**Task goal**
Exclude the pictures, then repeat the remaining data exactly.

**Records for the task**
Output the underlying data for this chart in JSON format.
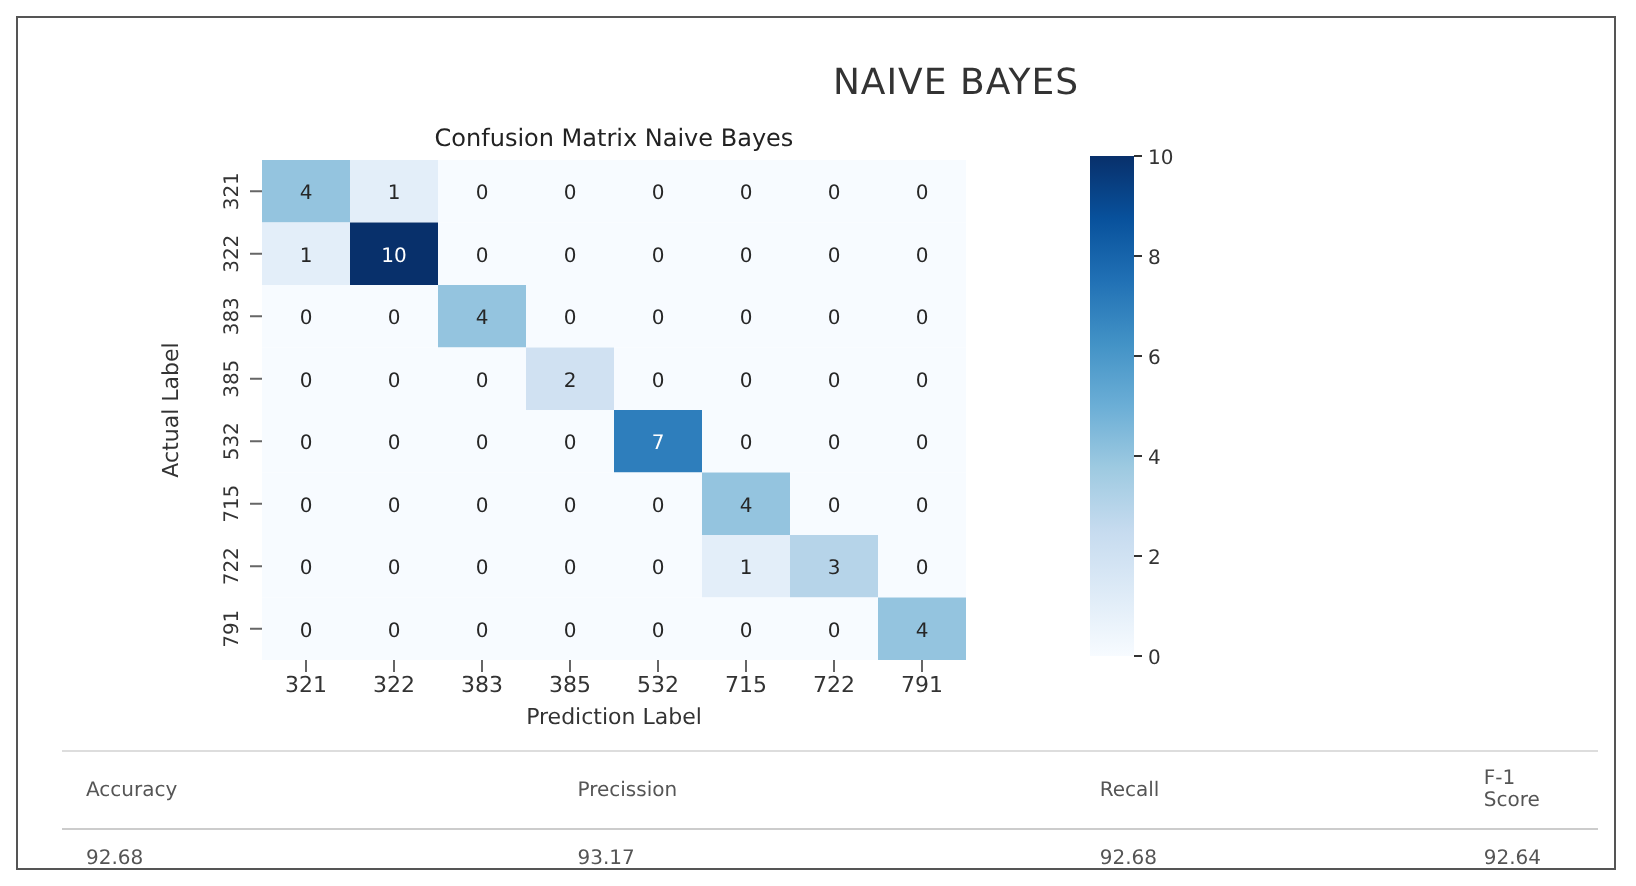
{
  "chart_data": {
    "type": "heatmap",
    "title": "NAIVE BAYES",
    "subtitle": "Confusion Matrix Naive Bayes",
    "xlabel": "Prediction Label",
    "ylabel": "Actual Label",
    "categories": [
      "321",
      "322",
      "383",
      "385",
      "532",
      "715",
      "722",
      "791"
    ],
    "y_categories": [
      "321",
      "322",
      "383",
      "385",
      "532",
      "715",
      "722",
      "791"
    ],
    "cells": [
      [
        4,
        1,
        0,
        0,
        0,
        0,
        0,
        0
      ],
      [
        1,
        10,
        0,
        0,
        0,
        0,
        0,
        0
      ],
      [
        0,
        0,
        4,
        0,
        0,
        0,
        0,
        0
      ],
      [
        0,
        0,
        0,
        2,
        0,
        0,
        0,
        0
      ],
      [
        0,
        0,
        0,
        0,
        7,
        0,
        0,
        0
      ],
      [
        0,
        0,
        0,
        0,
        0,
        4,
        0,
        0
      ],
      [
        0,
        0,
        0,
        0,
        0,
        1,
        3,
        0
      ],
      [
        0,
        0,
        0,
        0,
        0,
        0,
        0,
        4
      ]
    ],
    "data_labels": true,
    "clim": [
      0,
      10
    ],
    "cticks": [
      0,
      2,
      4,
      6,
      8,
      10
    ],
    "annotations": [
      "Accuracy",
      "Precission",
      "Recall",
      "F-1 Score",
      "92.68",
      "93.17",
      "92.68",
      "92.64"
    ]
  }
}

**Answer for this exercise**
Output the underlying data for this chart in JSON format.
{
  "chart_data": {
    "type": "heatmap",
    "title": "NAIVE BAYES",
    "subtitle": "Confusion Matrix Naive Bayes",
    "xlabel": "Prediction Label",
    "ylabel": "Actual Label",
    "categories": [
      "321",
      "322",
      "383",
      "385",
      "532",
      "715",
      "722",
      "791"
    ],
    "y_categories": [
      "321",
      "322",
      "383",
      "385",
      "532",
      "715",
      "722",
      "791"
    ],
    "cells": [
      [
        4,
        1,
        0,
        0,
        0,
        0,
        0,
        0
      ],
      [
        1,
        10,
        0,
        0,
        0,
        0,
        0,
        0
      ],
      [
        0,
        0,
        4,
        0,
        0,
        0,
        0,
        0
      ],
      [
        0,
        0,
        0,
        2,
        0,
        0,
        0,
        0
      ],
      [
        0,
        0,
        0,
        0,
        7,
        0,
        0,
        0
      ],
      [
        0,
        0,
        0,
        0,
        0,
        4,
        0,
        0
      ],
      [
        0,
        0,
        0,
        0,
        0,
        1,
        3,
        0
      ],
      [
        0,
        0,
        0,
        0,
        0,
        0,
        0,
        4
      ]
    ],
    "data_labels": true,
    "clim": [
      0,
      10
    ],
    "cticks": [
      0,
      2,
      4,
      6,
      8,
      10
    ],
    "annotations": [
      "Accuracy",
      "Precission",
      "Recall",
      "F-1 Score",
      "92.68",
      "93.17",
      "92.68",
      "92.64"
    ]
  }
}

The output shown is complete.